Search the listing below for the string "legend" and show each line that contains it.

======== Listed entries ========

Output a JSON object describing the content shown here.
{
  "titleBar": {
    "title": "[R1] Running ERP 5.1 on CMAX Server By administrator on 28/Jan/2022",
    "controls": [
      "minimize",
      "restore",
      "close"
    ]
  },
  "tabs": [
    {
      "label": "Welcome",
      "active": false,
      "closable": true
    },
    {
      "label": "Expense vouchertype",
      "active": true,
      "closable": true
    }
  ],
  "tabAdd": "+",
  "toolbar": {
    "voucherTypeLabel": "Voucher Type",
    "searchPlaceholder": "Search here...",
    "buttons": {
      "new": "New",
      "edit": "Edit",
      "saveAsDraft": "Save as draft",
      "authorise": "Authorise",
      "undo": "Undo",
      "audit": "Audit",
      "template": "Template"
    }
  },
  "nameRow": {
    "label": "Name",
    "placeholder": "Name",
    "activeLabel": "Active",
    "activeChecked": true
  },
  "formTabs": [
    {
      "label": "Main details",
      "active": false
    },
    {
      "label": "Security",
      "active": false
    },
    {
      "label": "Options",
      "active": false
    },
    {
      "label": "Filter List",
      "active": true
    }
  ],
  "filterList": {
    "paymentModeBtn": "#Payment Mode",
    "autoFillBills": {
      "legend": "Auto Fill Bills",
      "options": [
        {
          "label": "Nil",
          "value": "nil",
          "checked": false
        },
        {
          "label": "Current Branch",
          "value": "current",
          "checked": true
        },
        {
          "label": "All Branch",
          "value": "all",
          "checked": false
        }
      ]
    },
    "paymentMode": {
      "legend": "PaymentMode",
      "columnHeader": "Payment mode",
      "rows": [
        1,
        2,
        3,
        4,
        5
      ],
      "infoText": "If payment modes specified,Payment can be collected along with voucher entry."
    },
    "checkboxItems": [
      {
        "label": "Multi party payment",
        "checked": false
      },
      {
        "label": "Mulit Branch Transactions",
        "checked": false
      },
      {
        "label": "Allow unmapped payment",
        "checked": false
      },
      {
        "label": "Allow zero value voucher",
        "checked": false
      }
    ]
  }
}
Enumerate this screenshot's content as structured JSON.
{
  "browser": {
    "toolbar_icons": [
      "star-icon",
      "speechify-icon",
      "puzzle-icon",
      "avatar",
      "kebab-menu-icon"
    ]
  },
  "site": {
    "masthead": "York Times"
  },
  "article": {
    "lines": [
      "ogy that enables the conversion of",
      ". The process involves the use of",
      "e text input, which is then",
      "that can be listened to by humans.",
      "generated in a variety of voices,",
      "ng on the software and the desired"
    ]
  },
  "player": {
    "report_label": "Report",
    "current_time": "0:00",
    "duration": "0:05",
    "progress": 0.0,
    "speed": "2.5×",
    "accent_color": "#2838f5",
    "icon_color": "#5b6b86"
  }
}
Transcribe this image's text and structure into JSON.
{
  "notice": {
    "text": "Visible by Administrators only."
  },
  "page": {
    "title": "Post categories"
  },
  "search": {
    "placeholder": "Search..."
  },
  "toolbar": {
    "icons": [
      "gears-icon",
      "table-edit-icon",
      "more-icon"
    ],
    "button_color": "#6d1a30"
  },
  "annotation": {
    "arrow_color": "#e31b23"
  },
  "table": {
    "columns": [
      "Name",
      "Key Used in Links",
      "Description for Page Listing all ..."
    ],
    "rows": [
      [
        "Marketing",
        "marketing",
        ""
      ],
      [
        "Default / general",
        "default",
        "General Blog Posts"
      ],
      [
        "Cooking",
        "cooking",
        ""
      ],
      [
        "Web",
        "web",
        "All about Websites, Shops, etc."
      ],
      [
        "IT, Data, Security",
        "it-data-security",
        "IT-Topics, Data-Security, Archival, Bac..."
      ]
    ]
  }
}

========

- Task response:
      "legend": "Auto Fill Bills",
      "legend": "PaymentMode",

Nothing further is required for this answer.